■ **Requirement**
What number of lines in the material contain the word "Imprécision"? Give that number alone.

Begin Material for the task

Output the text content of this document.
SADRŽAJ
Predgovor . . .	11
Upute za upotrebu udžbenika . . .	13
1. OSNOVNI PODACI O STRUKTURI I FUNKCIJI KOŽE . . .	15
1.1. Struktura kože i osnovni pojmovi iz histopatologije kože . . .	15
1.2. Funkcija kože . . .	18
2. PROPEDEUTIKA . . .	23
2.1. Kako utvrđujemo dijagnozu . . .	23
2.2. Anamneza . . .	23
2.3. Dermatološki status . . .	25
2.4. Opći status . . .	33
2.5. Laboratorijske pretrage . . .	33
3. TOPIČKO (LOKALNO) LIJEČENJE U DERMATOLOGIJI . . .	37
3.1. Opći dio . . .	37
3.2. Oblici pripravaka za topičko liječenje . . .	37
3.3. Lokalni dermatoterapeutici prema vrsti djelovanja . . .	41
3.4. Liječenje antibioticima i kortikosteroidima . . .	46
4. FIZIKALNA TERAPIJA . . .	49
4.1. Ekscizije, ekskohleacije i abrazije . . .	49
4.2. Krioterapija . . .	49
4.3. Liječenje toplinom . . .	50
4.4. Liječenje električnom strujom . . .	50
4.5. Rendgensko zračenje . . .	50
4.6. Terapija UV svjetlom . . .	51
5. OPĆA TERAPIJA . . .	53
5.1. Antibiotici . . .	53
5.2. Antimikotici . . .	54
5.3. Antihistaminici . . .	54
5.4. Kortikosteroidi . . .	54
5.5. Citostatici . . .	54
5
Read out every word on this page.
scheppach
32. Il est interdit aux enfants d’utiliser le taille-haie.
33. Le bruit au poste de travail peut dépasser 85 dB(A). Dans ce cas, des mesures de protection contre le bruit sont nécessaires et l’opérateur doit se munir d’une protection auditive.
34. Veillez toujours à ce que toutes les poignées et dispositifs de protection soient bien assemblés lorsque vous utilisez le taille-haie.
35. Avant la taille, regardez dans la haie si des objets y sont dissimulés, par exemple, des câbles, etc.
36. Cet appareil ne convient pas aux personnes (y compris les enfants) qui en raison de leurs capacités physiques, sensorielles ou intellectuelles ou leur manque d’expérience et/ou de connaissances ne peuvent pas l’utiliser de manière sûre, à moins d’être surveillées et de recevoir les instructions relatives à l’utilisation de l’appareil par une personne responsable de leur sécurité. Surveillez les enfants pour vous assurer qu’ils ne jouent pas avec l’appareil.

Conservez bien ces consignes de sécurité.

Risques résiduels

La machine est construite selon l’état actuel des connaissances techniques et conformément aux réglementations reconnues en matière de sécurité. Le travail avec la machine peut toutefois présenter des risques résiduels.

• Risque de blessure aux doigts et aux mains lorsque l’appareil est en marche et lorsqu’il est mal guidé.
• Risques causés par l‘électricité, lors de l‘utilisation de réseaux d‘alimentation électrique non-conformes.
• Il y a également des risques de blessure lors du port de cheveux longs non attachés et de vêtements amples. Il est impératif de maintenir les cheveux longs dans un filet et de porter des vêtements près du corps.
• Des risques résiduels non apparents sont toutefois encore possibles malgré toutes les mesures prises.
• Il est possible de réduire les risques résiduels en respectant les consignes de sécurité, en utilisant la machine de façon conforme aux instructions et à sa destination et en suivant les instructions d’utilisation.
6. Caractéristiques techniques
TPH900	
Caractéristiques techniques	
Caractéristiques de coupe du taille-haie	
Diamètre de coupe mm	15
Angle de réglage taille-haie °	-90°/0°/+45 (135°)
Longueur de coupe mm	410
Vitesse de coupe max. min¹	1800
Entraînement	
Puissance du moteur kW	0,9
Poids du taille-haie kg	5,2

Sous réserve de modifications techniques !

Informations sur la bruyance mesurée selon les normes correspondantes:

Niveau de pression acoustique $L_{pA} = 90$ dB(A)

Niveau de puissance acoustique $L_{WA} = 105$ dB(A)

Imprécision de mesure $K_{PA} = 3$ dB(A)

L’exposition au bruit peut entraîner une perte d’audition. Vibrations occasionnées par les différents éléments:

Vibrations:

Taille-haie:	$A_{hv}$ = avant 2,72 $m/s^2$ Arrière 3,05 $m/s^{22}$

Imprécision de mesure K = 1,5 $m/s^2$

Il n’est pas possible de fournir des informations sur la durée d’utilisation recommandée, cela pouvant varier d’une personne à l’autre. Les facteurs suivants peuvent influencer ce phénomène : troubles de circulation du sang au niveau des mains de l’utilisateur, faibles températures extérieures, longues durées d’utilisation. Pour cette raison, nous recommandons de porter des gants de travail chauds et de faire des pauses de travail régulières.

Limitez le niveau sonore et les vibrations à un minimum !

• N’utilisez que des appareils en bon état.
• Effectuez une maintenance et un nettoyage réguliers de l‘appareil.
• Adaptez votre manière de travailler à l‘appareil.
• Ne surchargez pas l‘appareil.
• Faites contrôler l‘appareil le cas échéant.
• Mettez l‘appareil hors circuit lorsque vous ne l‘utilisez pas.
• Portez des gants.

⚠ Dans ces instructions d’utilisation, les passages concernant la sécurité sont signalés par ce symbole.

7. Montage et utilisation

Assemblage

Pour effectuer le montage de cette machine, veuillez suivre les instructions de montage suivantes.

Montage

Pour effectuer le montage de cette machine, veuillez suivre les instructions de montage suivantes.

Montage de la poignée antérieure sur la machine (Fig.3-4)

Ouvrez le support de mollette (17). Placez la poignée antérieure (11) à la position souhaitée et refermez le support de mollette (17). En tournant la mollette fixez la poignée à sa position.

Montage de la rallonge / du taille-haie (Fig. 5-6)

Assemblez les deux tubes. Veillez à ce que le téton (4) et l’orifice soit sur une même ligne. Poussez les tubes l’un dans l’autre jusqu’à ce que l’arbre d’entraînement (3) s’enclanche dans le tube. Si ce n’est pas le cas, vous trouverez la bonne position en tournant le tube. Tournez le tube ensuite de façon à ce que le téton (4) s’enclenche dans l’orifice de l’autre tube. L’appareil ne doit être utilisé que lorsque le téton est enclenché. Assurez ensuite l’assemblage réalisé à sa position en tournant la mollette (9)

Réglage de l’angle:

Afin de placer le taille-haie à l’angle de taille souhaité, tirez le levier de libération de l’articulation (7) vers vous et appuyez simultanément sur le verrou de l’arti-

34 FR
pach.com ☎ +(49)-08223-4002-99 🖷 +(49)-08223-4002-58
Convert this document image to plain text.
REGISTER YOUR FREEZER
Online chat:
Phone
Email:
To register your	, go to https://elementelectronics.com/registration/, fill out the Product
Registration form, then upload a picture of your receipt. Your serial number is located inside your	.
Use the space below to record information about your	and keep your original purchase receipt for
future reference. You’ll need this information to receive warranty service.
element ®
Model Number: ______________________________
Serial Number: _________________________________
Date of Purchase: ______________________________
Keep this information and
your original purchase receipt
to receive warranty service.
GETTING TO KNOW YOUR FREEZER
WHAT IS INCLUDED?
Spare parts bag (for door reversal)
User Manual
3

End Material for the task

■ **Reply**
2